** Start of Entries provided **

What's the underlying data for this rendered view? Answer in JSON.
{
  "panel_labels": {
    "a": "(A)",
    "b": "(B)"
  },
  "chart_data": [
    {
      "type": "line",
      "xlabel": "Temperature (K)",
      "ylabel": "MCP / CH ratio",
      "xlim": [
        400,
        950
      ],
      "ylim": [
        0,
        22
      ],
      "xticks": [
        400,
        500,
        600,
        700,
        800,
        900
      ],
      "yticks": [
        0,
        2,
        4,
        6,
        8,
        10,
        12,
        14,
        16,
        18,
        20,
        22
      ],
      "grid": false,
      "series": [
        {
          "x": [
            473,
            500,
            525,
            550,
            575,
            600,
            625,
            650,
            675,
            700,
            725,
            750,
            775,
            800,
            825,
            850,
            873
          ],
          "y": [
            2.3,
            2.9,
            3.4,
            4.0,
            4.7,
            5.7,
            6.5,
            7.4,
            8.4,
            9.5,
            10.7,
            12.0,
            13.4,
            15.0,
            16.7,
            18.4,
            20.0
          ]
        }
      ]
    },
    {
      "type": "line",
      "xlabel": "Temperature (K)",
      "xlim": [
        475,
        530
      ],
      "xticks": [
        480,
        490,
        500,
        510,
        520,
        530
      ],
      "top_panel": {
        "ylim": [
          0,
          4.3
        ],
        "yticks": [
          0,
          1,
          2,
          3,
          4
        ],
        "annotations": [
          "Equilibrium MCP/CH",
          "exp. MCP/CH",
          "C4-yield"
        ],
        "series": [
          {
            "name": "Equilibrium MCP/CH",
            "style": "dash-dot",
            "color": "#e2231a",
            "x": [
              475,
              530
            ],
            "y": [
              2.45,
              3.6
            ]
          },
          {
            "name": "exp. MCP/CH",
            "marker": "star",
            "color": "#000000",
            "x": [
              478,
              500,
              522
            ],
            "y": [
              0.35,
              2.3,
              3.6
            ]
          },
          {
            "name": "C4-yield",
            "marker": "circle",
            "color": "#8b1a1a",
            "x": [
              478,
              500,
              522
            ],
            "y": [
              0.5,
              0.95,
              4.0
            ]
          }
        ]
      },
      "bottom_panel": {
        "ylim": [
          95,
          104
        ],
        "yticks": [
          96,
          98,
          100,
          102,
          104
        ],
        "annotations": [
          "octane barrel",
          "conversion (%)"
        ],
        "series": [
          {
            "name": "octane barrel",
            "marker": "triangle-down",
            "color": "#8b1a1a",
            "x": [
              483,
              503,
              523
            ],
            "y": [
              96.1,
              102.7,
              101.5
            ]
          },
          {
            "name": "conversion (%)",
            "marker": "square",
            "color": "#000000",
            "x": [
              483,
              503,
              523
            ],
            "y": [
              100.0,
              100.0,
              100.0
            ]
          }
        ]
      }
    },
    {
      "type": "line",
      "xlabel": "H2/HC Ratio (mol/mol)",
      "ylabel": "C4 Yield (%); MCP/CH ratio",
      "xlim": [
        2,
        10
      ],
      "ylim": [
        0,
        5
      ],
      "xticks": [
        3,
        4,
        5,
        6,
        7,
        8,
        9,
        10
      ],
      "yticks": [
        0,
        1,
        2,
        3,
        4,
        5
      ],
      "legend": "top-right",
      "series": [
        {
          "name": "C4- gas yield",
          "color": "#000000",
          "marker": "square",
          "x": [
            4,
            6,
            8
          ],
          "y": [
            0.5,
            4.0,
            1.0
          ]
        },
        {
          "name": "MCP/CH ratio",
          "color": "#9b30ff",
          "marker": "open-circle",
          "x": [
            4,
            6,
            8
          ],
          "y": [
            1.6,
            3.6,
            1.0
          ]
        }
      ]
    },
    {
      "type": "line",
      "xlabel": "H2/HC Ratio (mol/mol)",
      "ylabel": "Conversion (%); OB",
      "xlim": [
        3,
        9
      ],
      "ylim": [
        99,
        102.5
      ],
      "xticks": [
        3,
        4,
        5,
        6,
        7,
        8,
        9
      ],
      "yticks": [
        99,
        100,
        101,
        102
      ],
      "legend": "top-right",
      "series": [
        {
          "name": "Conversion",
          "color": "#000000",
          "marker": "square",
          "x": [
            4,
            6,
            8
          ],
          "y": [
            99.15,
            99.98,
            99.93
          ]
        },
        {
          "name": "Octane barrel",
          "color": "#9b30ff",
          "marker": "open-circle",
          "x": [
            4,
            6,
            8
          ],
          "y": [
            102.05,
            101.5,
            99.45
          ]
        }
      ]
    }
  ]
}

** End of Entries provided **
** Start of Entries provided **

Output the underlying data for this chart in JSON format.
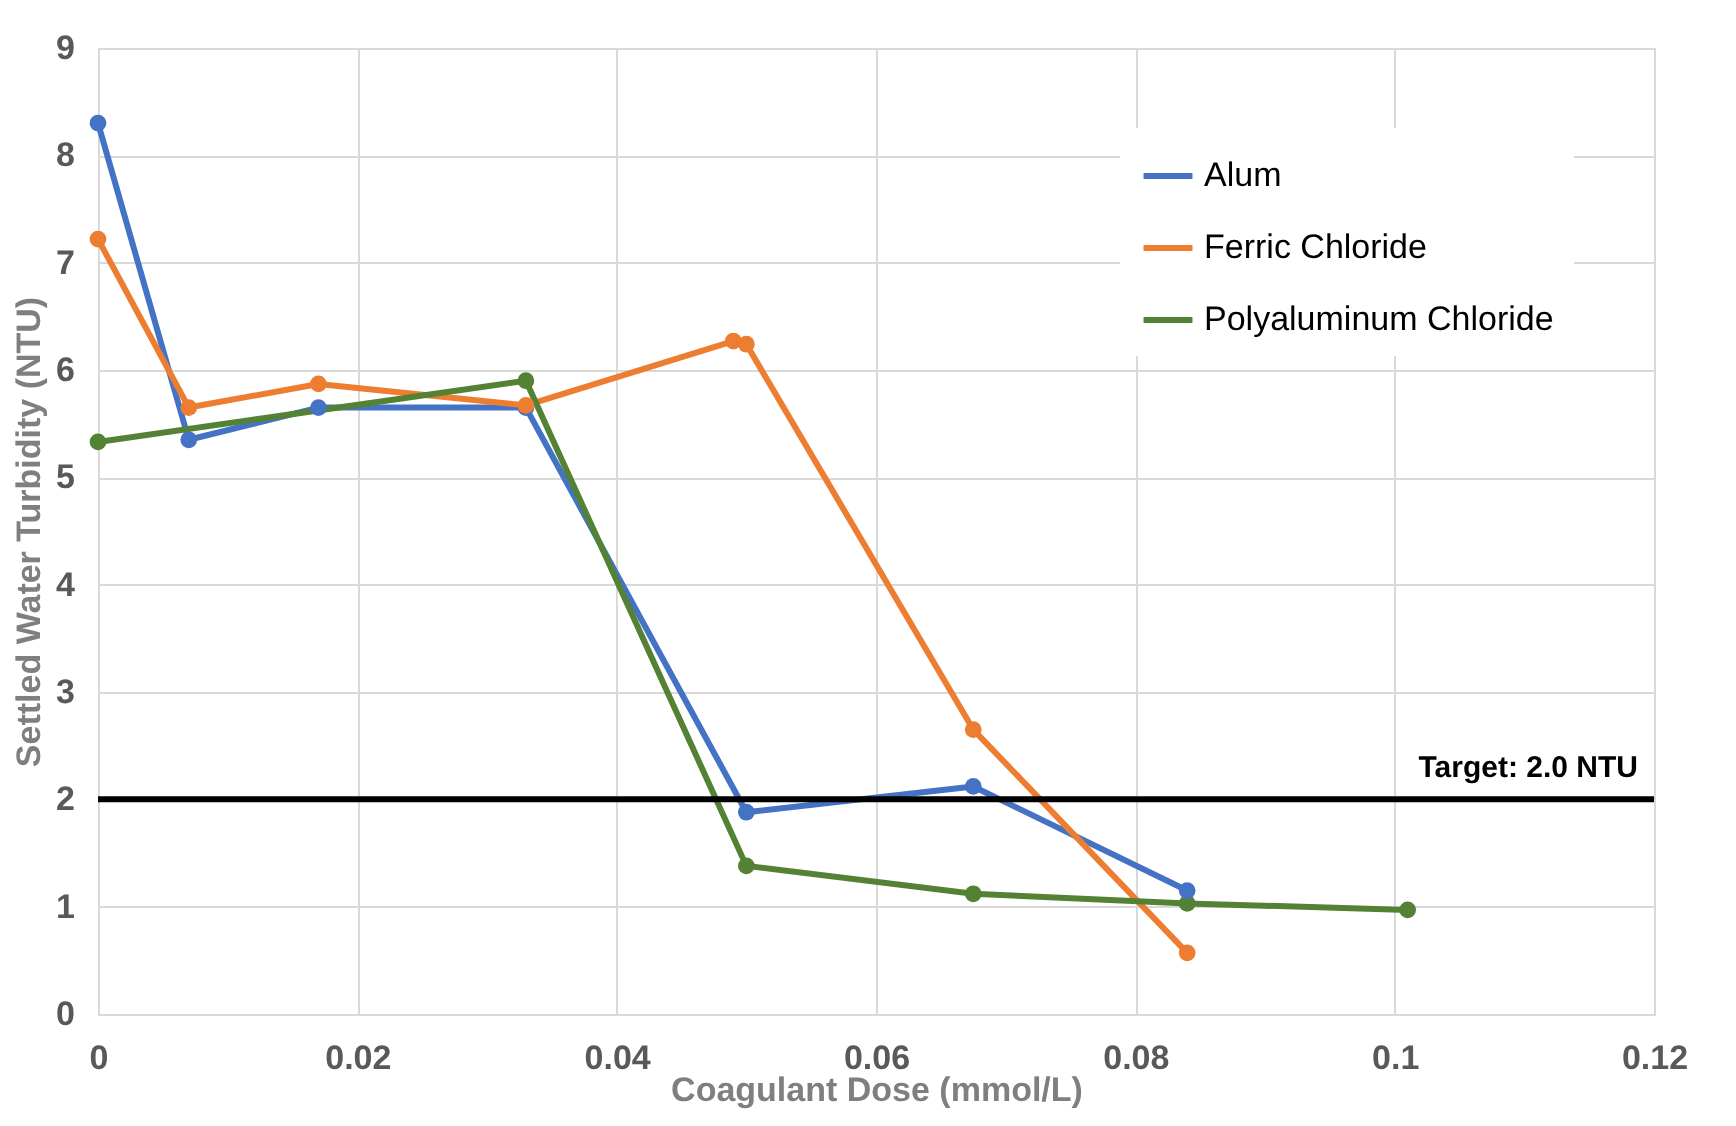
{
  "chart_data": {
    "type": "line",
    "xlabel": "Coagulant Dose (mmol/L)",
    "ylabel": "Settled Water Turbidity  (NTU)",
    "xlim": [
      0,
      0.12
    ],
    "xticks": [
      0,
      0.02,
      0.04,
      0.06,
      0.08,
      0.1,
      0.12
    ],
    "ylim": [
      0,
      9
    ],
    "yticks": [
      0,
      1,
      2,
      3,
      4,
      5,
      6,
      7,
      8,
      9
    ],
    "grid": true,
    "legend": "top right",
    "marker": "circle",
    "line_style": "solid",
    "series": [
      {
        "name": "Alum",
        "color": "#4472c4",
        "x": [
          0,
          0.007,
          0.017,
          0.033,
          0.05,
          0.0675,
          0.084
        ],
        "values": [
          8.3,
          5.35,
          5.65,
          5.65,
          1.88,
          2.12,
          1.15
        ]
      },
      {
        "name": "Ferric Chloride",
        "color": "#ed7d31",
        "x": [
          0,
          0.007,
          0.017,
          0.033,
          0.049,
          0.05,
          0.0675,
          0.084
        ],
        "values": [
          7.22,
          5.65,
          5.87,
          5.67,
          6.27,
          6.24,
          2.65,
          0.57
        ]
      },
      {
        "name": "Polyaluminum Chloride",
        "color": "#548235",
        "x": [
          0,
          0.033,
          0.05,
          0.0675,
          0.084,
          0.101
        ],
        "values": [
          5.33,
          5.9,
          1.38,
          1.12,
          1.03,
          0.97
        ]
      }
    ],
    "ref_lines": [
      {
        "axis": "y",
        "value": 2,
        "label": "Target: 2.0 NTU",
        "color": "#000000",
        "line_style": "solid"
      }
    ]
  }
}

** End of Entries provided **

**Written request**. Wherever the string "marker" appears in the entries above, list that line.

**Expected output**.
            "marker": "star",
            "marker": "circle",
            "marker": "triangle-down",
            "marker": "square",
          "marker": "square",
          "marker": "open-circle",
          "marker": "square",
          "marker": "open-circle",
    "marker": "circle",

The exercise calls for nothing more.